(WHAT THE TASK REQUIRES):
The answer is one number: how many lines in the data below hold "Atividades".
+ + + + + + +
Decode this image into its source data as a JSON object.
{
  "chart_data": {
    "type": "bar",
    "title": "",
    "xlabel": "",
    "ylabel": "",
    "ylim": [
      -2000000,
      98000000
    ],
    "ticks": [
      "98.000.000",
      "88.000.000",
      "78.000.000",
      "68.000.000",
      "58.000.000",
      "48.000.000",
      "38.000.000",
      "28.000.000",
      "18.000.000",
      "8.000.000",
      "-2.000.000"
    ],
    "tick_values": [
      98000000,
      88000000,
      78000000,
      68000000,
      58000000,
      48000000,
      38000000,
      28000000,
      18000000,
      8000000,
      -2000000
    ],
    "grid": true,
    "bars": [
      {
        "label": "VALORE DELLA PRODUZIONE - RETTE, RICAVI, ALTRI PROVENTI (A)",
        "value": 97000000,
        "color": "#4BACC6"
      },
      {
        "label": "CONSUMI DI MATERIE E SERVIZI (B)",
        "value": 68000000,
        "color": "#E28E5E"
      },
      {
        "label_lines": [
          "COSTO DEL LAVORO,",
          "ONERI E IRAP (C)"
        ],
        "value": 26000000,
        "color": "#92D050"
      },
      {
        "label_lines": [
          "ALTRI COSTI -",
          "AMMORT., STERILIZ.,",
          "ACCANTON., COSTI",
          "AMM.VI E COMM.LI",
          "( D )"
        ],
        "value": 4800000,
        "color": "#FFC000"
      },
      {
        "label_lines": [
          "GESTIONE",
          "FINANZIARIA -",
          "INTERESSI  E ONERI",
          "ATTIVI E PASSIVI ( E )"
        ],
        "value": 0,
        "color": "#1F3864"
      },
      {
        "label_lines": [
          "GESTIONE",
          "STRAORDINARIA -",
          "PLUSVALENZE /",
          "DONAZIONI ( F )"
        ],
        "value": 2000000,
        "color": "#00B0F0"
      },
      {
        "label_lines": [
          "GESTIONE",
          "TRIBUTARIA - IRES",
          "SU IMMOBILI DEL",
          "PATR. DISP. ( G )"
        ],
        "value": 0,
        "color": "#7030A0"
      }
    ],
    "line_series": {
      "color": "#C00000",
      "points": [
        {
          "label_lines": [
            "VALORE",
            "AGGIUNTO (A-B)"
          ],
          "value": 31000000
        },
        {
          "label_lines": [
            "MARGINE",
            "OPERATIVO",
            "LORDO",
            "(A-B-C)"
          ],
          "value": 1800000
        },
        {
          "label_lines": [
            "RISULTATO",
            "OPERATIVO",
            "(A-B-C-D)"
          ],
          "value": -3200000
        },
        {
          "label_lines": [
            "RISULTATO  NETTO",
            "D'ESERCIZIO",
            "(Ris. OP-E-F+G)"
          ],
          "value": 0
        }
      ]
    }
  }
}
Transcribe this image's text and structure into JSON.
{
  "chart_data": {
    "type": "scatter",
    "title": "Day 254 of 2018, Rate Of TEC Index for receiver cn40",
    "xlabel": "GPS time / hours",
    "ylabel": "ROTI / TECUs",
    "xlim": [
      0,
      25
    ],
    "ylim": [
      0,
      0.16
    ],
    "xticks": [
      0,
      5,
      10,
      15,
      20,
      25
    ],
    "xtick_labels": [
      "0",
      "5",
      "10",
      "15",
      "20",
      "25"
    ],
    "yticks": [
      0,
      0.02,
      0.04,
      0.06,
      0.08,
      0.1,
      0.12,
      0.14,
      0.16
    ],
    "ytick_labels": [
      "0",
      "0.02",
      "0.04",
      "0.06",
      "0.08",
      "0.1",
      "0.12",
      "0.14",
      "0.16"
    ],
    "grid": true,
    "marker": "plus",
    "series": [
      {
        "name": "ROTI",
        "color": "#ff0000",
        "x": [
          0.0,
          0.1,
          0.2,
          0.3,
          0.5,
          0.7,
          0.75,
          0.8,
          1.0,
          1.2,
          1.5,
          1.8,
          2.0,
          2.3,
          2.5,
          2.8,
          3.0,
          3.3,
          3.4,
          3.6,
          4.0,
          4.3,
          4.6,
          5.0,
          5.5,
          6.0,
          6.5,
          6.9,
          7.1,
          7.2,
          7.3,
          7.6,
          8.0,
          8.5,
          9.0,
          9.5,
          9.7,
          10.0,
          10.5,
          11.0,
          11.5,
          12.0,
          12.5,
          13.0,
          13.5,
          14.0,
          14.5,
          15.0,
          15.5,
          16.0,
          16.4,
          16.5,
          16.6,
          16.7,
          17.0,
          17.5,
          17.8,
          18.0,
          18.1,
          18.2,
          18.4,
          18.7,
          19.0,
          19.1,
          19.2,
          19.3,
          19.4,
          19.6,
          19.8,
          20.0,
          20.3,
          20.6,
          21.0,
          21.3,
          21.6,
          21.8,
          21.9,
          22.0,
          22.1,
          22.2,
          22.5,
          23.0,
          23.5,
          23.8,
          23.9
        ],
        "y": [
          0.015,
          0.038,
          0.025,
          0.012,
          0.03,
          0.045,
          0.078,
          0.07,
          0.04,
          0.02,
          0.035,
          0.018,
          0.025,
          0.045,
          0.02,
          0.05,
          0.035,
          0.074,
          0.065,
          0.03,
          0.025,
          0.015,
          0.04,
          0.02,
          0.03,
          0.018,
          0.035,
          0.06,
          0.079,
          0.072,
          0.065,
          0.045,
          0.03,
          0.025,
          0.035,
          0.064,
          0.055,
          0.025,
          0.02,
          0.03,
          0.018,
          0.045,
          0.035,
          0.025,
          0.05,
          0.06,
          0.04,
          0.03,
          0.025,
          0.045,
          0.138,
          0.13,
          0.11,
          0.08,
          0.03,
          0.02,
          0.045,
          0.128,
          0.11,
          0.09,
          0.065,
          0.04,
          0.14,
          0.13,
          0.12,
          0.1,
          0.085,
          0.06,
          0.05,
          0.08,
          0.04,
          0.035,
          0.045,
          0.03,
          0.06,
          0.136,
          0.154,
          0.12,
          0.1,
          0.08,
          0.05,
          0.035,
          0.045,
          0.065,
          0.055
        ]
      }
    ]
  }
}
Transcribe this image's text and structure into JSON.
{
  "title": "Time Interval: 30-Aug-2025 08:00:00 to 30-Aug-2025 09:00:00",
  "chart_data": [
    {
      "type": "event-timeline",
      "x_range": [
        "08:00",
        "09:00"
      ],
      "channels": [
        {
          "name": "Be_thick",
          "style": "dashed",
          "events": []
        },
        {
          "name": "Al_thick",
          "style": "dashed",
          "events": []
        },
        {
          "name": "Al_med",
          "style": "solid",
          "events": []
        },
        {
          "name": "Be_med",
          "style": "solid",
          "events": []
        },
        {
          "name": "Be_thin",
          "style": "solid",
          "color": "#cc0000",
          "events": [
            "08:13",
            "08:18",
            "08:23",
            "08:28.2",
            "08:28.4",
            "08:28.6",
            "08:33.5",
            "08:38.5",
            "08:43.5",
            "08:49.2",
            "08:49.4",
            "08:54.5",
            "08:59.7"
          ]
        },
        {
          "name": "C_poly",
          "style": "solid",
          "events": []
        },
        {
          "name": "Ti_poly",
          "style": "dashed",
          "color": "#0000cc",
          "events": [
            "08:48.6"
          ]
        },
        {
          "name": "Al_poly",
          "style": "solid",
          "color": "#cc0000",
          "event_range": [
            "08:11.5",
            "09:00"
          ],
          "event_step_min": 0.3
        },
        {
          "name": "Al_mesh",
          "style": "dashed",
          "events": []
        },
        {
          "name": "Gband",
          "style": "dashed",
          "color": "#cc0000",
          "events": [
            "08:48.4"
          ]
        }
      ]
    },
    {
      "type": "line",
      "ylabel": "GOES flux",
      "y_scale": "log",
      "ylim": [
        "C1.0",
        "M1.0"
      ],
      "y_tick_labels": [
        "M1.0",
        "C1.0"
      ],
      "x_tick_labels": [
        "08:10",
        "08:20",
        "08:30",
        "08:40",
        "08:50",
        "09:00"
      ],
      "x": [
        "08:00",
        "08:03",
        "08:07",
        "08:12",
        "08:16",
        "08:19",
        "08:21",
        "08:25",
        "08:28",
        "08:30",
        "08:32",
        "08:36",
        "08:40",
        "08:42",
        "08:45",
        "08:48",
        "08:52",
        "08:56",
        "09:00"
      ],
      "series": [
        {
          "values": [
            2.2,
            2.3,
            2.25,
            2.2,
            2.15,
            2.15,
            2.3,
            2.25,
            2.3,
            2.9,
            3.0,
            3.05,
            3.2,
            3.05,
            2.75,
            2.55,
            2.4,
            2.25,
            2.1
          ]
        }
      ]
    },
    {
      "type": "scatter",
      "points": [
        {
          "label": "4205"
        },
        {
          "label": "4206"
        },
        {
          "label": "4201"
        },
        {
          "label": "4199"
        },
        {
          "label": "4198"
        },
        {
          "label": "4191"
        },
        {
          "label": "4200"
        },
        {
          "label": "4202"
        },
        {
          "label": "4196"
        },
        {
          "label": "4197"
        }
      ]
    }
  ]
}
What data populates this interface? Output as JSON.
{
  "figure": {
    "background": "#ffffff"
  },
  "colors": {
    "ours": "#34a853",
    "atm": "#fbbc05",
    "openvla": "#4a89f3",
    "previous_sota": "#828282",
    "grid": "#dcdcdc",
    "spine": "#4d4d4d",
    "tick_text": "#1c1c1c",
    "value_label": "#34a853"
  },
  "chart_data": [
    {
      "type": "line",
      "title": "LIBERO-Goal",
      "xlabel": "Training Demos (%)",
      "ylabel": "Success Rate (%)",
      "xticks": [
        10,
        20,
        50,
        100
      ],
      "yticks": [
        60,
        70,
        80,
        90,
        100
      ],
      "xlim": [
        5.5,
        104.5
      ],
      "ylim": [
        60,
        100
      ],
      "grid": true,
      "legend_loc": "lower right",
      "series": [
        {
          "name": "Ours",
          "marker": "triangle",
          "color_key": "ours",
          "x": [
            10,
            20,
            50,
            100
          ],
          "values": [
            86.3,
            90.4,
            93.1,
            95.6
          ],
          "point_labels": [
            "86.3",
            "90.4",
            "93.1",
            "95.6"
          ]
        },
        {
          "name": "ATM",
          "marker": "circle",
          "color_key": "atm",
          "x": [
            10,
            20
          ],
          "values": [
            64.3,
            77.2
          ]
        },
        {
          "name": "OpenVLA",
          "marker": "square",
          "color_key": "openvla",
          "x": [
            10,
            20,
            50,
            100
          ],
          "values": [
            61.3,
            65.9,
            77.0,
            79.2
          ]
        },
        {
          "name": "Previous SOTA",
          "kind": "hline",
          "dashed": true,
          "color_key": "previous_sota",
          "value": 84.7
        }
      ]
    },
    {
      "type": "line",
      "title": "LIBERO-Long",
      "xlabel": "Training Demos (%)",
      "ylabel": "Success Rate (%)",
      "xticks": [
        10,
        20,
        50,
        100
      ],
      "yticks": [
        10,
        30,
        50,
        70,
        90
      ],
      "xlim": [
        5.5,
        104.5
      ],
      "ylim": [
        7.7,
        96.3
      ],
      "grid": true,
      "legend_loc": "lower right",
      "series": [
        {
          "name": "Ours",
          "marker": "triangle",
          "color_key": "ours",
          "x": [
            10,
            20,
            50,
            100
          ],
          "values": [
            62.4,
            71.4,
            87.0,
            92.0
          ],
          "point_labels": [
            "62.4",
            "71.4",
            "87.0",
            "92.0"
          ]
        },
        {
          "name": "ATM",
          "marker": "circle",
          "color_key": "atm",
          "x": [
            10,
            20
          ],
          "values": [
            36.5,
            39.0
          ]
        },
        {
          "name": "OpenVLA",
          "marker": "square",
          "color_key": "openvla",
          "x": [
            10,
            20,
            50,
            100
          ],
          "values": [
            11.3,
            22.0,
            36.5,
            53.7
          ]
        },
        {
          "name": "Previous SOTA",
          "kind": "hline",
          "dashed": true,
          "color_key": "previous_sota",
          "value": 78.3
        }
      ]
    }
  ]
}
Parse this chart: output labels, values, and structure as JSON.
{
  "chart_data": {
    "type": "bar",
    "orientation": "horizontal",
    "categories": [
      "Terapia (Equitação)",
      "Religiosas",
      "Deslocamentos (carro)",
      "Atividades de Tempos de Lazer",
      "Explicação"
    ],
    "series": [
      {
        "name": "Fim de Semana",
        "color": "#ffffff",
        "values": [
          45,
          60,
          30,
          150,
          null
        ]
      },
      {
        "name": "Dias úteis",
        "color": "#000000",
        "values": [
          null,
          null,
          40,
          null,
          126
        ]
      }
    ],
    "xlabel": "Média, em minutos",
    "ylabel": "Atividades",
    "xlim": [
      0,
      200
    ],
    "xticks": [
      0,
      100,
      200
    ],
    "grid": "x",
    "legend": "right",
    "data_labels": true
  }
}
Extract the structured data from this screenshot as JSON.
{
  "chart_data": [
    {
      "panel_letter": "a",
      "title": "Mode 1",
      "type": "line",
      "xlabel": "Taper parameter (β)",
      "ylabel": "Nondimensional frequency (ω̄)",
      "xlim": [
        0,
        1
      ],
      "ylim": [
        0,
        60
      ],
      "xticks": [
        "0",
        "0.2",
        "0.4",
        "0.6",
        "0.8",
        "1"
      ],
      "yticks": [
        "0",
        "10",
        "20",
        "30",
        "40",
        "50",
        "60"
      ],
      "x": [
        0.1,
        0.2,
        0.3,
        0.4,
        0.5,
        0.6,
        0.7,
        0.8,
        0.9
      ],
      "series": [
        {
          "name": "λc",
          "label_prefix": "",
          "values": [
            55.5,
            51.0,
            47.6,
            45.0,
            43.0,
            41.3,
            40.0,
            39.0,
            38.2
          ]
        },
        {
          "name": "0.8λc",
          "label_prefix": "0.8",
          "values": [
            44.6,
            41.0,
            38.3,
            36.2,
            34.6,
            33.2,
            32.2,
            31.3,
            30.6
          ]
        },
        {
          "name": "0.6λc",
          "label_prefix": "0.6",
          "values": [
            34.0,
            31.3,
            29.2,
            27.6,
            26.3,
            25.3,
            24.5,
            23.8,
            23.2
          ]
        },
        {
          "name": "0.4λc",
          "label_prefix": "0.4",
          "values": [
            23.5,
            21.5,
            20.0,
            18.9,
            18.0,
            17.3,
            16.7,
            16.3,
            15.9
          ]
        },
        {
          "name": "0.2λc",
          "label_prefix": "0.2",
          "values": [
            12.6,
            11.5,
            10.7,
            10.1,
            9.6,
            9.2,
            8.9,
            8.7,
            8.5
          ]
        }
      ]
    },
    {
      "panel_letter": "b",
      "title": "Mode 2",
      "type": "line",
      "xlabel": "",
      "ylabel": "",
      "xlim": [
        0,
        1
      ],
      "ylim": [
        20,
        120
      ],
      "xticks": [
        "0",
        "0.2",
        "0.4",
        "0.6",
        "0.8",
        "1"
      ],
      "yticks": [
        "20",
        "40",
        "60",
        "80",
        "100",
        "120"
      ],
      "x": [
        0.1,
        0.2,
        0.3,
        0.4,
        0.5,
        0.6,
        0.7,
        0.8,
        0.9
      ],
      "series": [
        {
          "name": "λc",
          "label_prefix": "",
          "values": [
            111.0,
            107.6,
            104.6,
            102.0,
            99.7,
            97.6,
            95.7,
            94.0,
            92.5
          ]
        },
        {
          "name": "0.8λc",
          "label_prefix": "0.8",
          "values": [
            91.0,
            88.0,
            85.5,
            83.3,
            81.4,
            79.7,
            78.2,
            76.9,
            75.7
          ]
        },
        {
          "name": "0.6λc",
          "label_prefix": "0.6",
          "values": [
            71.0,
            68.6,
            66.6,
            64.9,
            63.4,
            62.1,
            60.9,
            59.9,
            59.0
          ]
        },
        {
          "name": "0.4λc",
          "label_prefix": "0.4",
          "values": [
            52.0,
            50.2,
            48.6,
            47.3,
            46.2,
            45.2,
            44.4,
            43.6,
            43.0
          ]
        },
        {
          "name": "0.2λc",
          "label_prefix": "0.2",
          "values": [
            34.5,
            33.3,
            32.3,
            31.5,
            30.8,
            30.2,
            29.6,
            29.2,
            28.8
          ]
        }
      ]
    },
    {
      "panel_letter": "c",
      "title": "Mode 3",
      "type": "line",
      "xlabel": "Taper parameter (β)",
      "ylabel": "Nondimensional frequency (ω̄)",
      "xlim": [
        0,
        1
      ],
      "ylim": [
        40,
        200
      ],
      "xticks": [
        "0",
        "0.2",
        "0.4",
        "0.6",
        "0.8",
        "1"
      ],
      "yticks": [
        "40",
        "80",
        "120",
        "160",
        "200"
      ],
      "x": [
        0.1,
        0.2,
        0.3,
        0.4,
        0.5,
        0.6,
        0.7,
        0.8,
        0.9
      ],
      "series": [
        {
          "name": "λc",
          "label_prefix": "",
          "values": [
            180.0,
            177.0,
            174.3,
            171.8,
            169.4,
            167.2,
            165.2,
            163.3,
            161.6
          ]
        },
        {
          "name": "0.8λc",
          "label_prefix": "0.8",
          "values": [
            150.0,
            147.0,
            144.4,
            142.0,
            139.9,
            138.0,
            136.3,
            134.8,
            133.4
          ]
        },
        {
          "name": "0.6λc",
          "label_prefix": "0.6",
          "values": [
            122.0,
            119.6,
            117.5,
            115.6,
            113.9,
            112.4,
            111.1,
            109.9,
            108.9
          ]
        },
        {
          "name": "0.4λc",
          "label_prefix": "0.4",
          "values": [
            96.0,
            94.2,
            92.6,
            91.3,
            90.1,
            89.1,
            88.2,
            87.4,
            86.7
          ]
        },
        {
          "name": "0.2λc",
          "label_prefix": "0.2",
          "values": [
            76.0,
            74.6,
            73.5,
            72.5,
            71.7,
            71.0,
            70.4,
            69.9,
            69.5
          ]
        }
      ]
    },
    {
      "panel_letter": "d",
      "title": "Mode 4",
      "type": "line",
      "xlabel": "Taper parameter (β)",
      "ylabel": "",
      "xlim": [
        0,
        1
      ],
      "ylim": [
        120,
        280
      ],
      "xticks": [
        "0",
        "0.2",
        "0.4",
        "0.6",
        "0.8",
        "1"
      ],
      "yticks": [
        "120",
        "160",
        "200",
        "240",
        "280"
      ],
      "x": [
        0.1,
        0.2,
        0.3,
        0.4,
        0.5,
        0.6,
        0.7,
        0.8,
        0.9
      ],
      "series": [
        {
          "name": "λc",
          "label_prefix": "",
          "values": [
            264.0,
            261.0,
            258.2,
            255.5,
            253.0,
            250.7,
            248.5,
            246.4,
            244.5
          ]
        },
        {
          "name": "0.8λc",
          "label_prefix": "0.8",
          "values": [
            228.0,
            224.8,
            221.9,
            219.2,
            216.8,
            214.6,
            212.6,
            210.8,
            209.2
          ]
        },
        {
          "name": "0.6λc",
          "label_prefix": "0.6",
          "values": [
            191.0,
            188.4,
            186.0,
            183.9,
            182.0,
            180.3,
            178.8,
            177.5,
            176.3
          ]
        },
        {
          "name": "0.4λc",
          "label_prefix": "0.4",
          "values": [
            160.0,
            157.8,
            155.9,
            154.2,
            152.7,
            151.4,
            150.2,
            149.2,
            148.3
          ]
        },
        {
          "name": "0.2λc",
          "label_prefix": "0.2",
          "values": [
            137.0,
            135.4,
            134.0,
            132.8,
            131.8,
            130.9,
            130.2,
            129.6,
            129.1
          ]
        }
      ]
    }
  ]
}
+ + + + + + +
(ANSWER BELOW):
2